◆ **Exercise**
Copy all lines that contain the word "Keyed".
--- BEGIN ---
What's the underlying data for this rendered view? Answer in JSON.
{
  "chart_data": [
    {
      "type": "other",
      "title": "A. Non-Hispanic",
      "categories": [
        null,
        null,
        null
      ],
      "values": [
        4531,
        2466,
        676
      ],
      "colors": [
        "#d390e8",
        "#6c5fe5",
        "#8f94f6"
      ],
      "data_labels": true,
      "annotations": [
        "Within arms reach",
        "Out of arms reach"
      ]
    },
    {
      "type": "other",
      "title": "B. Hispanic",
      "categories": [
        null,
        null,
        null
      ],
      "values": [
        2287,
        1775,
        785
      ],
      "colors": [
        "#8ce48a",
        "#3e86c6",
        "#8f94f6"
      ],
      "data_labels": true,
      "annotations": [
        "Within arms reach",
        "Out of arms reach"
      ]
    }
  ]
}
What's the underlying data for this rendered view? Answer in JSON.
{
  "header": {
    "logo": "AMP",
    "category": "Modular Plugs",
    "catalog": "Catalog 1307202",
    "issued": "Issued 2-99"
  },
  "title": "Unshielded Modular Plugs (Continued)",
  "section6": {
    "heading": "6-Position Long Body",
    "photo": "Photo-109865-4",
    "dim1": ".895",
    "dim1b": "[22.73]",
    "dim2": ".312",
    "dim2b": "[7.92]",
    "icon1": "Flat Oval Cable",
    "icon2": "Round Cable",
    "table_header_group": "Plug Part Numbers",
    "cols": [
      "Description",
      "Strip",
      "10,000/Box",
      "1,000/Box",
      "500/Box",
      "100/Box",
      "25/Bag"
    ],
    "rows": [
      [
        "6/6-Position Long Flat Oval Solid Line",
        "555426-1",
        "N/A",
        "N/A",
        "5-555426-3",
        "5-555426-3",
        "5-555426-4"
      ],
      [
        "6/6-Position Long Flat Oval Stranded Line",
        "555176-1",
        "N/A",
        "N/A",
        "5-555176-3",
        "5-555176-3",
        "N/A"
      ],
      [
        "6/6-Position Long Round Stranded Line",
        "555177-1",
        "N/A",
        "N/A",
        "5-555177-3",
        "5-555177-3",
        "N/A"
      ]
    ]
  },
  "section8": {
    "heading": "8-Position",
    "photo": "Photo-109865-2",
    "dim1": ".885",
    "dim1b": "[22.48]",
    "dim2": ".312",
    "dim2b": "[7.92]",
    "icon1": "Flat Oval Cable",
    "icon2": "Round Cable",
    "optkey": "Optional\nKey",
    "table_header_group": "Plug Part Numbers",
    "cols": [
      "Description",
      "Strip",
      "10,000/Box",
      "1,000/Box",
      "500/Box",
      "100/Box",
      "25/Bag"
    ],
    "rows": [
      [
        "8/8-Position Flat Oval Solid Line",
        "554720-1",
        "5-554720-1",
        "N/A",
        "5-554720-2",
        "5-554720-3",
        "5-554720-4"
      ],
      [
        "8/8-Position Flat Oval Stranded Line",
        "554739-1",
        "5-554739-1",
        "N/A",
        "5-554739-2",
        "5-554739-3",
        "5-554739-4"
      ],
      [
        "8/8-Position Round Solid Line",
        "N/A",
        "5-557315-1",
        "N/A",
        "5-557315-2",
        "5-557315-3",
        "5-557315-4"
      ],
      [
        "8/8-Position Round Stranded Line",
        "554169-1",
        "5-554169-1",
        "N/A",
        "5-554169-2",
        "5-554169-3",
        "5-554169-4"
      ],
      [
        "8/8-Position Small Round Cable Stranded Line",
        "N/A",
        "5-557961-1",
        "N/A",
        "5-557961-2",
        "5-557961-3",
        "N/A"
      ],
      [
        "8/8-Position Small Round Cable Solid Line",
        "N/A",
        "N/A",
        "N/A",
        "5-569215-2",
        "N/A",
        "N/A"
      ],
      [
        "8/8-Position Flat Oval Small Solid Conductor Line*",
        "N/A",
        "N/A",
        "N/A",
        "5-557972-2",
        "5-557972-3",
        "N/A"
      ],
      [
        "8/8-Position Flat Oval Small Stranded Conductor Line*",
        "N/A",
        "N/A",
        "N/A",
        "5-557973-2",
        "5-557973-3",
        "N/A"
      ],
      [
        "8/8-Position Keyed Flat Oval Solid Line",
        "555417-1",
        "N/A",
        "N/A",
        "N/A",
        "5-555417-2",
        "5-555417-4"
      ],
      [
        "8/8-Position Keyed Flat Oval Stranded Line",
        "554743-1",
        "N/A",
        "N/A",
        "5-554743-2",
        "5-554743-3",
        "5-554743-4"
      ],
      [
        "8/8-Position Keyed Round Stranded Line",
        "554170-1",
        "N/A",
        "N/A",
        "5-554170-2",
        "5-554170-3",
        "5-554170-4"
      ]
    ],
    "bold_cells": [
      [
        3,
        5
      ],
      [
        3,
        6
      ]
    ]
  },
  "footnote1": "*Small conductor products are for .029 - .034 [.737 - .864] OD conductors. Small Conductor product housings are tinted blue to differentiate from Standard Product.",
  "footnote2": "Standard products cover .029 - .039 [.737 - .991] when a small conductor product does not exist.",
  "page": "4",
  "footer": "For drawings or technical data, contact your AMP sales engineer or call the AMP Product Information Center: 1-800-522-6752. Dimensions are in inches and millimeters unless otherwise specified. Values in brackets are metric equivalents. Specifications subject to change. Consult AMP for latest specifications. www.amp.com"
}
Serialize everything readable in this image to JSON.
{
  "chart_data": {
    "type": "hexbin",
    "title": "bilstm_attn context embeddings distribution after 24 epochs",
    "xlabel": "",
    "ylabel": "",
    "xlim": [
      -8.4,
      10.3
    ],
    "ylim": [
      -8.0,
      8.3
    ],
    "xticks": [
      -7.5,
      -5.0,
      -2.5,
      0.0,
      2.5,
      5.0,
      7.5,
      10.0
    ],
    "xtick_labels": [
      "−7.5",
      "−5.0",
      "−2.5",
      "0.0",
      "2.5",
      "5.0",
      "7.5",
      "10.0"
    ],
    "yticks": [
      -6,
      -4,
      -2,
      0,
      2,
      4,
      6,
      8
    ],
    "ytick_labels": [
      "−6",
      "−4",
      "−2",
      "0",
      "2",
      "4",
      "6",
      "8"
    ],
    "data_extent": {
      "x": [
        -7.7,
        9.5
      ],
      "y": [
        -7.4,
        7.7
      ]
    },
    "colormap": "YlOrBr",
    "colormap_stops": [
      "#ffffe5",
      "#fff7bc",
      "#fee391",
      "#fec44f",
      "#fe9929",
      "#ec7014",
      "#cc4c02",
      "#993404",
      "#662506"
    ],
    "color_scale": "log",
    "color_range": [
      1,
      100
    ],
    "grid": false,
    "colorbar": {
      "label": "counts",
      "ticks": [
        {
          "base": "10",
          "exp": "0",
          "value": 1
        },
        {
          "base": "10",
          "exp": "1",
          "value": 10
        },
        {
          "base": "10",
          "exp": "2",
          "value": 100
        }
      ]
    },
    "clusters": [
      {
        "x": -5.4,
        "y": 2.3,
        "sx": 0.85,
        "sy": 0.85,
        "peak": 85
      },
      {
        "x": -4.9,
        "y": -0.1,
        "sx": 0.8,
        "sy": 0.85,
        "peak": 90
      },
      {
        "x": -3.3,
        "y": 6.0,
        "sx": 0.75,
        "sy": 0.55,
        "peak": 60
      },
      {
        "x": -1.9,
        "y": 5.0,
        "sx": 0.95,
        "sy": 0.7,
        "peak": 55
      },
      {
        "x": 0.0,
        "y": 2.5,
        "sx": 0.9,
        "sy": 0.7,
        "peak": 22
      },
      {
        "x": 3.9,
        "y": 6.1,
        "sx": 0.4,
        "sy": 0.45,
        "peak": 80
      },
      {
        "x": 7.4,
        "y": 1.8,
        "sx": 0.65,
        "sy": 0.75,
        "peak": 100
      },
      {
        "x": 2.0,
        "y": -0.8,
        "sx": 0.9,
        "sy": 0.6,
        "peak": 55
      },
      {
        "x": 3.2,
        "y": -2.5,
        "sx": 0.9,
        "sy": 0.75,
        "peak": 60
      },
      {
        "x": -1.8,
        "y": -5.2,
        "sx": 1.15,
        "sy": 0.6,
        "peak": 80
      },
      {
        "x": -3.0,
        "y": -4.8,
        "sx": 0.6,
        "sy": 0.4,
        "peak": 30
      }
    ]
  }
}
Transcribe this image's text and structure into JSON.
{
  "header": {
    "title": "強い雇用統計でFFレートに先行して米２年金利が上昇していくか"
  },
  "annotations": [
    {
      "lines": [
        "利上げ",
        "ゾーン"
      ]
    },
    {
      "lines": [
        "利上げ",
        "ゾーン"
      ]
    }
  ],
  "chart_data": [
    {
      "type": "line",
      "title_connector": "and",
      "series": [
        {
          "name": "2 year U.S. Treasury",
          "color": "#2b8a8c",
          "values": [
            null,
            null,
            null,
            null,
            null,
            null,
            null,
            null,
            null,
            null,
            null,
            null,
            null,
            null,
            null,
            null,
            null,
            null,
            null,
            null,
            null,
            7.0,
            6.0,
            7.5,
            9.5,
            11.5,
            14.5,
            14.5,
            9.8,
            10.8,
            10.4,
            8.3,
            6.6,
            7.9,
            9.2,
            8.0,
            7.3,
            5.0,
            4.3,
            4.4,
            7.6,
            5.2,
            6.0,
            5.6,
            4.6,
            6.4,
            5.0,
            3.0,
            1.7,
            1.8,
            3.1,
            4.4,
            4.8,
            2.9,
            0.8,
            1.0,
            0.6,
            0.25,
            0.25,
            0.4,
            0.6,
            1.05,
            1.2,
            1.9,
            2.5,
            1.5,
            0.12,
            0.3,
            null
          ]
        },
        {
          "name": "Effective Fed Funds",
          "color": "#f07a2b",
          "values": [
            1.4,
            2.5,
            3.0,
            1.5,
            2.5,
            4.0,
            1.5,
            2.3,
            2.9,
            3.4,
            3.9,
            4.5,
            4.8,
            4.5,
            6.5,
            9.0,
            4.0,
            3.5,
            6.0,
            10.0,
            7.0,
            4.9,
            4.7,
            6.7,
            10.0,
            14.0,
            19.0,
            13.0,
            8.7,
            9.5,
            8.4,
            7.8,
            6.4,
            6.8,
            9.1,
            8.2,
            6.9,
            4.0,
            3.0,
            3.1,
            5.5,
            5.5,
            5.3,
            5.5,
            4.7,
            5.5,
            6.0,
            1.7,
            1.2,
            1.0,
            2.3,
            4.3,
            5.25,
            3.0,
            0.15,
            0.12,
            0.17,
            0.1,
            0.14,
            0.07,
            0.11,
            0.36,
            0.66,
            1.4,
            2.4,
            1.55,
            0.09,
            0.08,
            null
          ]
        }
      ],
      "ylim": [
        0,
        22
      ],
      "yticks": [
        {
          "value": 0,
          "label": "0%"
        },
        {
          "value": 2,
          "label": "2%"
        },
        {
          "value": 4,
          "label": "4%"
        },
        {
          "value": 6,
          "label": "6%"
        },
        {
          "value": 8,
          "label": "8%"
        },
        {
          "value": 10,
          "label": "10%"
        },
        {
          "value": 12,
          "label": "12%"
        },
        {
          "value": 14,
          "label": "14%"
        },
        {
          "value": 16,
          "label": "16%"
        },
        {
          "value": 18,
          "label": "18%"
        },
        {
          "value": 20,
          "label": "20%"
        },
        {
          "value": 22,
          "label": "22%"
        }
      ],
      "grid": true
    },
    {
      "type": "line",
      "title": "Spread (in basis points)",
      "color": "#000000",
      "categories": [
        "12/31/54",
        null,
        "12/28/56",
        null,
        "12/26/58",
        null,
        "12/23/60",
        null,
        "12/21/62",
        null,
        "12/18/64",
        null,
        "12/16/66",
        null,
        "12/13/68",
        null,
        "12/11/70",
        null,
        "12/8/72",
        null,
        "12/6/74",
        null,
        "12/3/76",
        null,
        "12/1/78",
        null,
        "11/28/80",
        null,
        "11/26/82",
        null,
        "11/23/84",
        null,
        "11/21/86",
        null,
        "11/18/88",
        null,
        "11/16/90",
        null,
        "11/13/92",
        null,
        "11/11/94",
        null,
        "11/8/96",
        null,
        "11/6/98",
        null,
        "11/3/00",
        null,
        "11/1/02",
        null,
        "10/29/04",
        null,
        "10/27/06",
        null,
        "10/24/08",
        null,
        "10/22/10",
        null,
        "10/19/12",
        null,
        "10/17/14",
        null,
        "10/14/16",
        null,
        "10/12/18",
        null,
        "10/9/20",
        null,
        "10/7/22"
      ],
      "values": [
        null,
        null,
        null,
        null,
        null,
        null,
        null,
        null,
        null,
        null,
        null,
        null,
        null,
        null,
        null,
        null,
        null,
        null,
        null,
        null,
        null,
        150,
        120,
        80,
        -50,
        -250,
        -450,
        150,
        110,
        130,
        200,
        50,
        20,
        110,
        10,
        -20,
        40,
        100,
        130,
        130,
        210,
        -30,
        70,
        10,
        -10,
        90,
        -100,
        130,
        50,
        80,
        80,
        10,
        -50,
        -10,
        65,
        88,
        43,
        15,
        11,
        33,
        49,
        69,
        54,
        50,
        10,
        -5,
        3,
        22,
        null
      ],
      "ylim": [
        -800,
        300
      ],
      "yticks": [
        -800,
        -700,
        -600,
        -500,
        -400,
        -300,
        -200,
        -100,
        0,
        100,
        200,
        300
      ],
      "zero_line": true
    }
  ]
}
--- END ---
◆ **Reply**
        "8/8-Position Keyed Flat Oval Solid Line",
        "8/8-Position Keyed Flat Oval Stranded Line",
        "8/8-Position Keyed Round Stranded Line",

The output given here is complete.